TASKS
1) In the passage on term interdependence, who or what can serve as the external agency?
2) Repeat the stretch of the passage on term interdependence from "NLP is concerned" through "the semantic level.".

Term Interdependence

A higher order consideration in information modeling is term interdependence . This is the way the model incorporates the significance of term relationships. As an example, counting how many times the word “dog” appears yields less nuance than assigning a value to “dog days of summer”. The latter system can perhaps arrive at the correct understanding that the document is dealing with weather rather than pets.

There are two approaches to term interdependence: information model (immanent mode) or existing without (transcendent mode). To identify which is used, ask yourself: “does the application of interdependence reside within the model or is it applied by an external agency?”

That external agency could be human beings or AI/machine learning (or some combination). In this way, the information retrieval model is making inferences about how words and phrases relate within the corpus and an intelligence outside the system is training it to be more effective.

Information Retrieval and Natural Language Processing (NLP)

NLP is concerned with making software effective in handling natural human language. It plays an important role in information retrieval, as it divines semantic meaning and better understand higher-order patterns across document sets. In search, NLP helps identify user intent, which helps ensure search results meet what a user is actually looking for rather than just a string of keywords. 

Information retrieval and NLP are naturally mutually influential fields that also involve machine learning (ML). ML can devise systems that can better evolve towards information understanding at the semantic level.

GIVEN INFORMATION
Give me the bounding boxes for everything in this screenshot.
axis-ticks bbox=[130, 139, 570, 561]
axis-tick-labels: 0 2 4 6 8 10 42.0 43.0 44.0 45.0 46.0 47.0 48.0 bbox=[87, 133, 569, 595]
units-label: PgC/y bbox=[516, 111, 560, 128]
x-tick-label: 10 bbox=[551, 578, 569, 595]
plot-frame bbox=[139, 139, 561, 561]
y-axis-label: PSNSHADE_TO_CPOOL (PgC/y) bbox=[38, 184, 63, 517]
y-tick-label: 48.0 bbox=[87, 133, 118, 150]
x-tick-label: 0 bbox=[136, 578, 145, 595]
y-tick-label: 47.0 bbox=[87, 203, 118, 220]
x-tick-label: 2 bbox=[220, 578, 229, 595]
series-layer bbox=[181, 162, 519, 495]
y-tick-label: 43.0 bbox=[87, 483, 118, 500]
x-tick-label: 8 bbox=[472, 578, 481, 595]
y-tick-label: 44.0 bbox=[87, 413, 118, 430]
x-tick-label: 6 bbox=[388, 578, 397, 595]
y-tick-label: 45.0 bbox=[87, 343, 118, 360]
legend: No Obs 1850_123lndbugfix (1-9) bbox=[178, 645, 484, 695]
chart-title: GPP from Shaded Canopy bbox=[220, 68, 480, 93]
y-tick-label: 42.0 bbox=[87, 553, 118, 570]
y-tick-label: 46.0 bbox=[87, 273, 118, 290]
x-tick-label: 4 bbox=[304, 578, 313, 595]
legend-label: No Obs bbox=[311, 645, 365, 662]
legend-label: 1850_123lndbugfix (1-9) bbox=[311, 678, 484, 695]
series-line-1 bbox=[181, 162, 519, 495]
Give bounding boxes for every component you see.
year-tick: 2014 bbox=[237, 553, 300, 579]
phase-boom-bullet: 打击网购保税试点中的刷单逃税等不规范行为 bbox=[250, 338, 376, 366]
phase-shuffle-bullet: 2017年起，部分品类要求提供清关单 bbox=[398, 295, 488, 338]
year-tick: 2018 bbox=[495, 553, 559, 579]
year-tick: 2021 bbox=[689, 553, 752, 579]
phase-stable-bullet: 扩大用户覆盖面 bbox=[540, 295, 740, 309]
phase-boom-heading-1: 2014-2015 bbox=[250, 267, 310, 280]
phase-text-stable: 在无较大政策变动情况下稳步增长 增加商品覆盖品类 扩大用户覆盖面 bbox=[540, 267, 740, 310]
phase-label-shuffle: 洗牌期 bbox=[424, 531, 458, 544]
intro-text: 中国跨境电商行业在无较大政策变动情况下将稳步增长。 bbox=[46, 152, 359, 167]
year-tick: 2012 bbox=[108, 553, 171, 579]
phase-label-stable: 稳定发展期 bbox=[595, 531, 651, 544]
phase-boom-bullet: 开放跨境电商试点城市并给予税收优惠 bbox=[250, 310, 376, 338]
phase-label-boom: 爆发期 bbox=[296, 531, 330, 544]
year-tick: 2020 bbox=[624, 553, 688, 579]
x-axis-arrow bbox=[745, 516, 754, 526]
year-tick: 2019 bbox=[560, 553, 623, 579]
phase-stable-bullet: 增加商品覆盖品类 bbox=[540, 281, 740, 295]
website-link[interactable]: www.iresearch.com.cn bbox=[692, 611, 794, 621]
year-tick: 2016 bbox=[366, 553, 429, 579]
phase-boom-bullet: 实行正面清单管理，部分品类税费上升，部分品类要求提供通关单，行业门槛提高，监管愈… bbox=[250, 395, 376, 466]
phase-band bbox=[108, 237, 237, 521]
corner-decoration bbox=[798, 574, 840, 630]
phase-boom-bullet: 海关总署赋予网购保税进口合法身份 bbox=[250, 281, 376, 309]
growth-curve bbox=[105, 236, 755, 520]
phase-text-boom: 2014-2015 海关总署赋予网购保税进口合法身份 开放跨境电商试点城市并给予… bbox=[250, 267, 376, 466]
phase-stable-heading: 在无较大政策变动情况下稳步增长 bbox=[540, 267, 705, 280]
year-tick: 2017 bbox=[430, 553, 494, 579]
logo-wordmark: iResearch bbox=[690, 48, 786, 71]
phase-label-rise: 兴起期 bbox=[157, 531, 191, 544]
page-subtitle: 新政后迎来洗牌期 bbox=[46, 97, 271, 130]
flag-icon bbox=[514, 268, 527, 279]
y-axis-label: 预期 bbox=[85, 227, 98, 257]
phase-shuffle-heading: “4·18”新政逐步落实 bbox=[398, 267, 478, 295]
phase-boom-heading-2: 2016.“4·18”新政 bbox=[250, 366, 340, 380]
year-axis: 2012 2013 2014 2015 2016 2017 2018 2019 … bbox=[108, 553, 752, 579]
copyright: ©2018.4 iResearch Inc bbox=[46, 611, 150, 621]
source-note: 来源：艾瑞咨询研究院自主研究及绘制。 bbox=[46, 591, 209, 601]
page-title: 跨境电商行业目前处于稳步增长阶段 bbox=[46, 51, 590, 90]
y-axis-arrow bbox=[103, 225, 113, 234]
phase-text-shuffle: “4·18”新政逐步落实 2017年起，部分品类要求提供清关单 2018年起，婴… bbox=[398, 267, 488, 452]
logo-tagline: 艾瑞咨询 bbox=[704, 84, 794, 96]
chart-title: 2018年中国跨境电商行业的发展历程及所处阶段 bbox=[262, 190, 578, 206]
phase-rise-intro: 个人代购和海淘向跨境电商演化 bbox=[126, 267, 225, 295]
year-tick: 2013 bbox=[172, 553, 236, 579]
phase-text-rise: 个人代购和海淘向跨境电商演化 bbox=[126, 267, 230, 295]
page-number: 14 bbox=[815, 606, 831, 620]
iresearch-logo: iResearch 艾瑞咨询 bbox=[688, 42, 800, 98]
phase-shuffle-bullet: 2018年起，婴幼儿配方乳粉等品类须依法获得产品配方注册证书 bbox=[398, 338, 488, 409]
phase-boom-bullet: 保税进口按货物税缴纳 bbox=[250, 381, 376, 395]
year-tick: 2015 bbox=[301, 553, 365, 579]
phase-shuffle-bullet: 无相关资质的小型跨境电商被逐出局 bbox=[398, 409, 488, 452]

RESPONSES
1) Human beings or AI/machine learning, or some combination of the two.

2)
NLP is concerned with making software effective in handling natural human language. It plays an important role in information retrieval, as it divines semantic meaning and better understand higher-order patterns across document sets. In search, NLP helps identify user intent, which helps ensure search results meet what a user is actually looking for rather than just a string of keywords. 

Information retrieval and NLP are naturally mutually influential fields that also involve machine learning (ML). ML can devise systems that can better evolve towards information understanding at the semantic level.